Collection entries:
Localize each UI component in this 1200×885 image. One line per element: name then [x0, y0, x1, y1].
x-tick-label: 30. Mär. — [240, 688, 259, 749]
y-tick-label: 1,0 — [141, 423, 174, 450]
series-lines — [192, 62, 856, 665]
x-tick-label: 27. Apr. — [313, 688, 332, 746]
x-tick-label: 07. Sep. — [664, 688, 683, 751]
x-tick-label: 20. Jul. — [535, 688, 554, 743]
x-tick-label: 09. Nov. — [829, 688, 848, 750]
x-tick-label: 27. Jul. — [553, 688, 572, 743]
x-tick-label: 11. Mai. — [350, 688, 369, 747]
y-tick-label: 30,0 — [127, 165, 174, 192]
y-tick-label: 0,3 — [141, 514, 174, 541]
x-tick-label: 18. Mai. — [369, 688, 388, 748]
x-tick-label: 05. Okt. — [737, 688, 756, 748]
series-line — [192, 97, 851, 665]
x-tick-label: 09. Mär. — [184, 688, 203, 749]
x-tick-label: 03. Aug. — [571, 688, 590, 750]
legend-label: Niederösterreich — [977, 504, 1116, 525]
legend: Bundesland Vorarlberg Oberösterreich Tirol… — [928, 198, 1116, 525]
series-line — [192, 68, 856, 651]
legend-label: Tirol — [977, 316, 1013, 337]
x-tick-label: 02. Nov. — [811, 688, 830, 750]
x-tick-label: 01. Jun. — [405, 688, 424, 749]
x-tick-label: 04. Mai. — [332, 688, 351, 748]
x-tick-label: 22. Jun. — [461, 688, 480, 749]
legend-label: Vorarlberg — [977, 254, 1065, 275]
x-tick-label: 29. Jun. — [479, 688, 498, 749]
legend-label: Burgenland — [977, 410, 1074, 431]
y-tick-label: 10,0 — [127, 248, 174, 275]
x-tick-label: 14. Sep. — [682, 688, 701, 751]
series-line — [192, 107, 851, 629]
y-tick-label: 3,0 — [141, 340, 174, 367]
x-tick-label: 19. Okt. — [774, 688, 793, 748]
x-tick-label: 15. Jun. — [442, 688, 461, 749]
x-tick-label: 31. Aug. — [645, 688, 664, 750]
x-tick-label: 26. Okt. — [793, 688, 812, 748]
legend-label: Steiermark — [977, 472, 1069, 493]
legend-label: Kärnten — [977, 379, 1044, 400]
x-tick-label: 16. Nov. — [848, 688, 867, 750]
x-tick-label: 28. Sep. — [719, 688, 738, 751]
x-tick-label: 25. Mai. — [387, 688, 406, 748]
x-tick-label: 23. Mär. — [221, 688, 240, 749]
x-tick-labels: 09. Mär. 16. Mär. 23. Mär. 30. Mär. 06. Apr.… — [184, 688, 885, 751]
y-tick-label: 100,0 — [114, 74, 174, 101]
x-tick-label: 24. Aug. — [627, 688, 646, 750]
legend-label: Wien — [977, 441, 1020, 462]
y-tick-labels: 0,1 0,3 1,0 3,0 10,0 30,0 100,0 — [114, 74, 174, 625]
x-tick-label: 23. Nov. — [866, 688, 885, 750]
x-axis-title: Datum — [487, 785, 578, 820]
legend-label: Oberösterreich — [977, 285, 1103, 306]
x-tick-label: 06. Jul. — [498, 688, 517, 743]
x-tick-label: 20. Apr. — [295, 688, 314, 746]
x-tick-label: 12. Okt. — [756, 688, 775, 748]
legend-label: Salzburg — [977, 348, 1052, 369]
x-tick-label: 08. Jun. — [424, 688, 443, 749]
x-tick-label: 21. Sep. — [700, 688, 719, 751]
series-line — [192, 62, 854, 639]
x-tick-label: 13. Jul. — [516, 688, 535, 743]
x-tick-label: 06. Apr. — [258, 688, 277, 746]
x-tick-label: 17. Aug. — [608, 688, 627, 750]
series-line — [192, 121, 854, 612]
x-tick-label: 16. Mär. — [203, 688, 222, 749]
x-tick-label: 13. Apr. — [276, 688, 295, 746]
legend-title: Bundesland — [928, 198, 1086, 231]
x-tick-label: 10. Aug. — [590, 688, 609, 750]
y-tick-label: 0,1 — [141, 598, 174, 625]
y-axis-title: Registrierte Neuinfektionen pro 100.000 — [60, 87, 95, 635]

■ Directive ■
Can you give everything from the start of the listing down through the line containing "legend-label: Niederösterreich —" as a numbered list, including that line and skipping any blank lines?

■ Complete output ■
1. Localize each UI component in this 1200×885 image. One line per element: name then [x0, y0, x1, y1].
2. x-tick-label: 30. Mär. — [240, 688, 259, 749]
3. y-tick-label: 1,0 — [141, 423, 174, 450]
4. series-lines — [192, 62, 856, 665]
5. x-tick-label: 27. Apr. — [313, 688, 332, 746]
6. x-tick-label: 07. Sep. — [664, 688, 683, 751]
7. x-tick-label: 20. Jul. — [535, 688, 554, 743]
8. x-tick-label: 09. Nov. — [829, 688, 848, 750]
9. x-tick-label: 27. Jul. — [553, 688, 572, 743]
10. x-tick-label: 11. Mai. — [350, 688, 369, 747]
11. y-tick-label: 30,0 — [127, 165, 174, 192]
12. y-tick-label: 0,3 — [141, 514, 174, 541]
13. x-tick-label: 18. Mai. — [369, 688, 388, 748]
14. x-tick-label: 05. Okt. — [737, 688, 756, 748]
15. series-line — [192, 97, 851, 665]
16. x-tick-label: 09. Mär. — [184, 688, 203, 749]
17. x-tick-label: 03. Aug. — [571, 688, 590, 750]
18. legend-label: Niederösterreich — [977, 504, 1116, 525]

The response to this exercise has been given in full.